── Extracted information

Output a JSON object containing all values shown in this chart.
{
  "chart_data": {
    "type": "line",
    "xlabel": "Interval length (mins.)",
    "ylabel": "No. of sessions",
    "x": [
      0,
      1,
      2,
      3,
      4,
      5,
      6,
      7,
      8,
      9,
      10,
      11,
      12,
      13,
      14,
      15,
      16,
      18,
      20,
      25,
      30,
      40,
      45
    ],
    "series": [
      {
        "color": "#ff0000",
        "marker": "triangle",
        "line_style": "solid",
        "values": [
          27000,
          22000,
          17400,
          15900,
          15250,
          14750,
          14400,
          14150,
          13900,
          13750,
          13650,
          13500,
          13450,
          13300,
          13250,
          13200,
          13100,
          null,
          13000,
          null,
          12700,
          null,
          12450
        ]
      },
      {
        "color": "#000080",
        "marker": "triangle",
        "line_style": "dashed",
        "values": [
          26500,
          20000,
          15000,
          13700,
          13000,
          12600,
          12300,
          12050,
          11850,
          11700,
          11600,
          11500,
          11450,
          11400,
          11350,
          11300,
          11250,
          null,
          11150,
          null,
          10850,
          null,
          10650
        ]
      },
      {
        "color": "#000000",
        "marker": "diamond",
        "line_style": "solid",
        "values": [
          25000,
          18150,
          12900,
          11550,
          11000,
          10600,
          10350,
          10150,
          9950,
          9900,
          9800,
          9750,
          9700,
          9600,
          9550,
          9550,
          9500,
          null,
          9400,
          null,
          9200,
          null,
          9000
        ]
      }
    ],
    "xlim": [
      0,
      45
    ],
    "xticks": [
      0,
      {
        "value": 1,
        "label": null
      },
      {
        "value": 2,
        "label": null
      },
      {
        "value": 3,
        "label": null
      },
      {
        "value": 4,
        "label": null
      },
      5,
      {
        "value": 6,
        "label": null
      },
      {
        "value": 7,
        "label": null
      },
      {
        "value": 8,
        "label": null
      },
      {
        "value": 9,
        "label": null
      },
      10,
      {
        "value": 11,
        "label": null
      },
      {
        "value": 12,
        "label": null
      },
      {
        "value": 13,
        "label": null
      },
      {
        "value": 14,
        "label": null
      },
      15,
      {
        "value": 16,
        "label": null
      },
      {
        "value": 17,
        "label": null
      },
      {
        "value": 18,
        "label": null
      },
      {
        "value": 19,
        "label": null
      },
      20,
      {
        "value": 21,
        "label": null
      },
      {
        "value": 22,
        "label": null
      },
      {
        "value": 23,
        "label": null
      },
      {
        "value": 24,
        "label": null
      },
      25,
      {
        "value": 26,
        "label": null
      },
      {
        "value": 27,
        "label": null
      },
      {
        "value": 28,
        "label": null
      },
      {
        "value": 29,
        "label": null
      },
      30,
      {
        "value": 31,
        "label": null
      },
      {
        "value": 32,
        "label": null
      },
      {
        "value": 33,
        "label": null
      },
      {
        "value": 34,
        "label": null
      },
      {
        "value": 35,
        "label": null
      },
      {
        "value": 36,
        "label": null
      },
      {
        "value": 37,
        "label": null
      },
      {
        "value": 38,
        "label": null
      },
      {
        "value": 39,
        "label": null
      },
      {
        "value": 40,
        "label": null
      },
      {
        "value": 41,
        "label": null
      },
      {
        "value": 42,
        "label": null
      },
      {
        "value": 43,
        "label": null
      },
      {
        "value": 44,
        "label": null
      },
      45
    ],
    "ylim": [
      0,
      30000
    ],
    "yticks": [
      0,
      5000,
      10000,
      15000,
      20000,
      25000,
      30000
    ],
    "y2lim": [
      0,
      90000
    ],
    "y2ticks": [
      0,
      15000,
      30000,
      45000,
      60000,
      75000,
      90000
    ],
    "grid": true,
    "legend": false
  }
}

────

* Your objective: Pick out each line containing "color" and report it.

* Problem solution:
        "color": "#ff0000",
        "color": "#000080",
        "color": "#000000",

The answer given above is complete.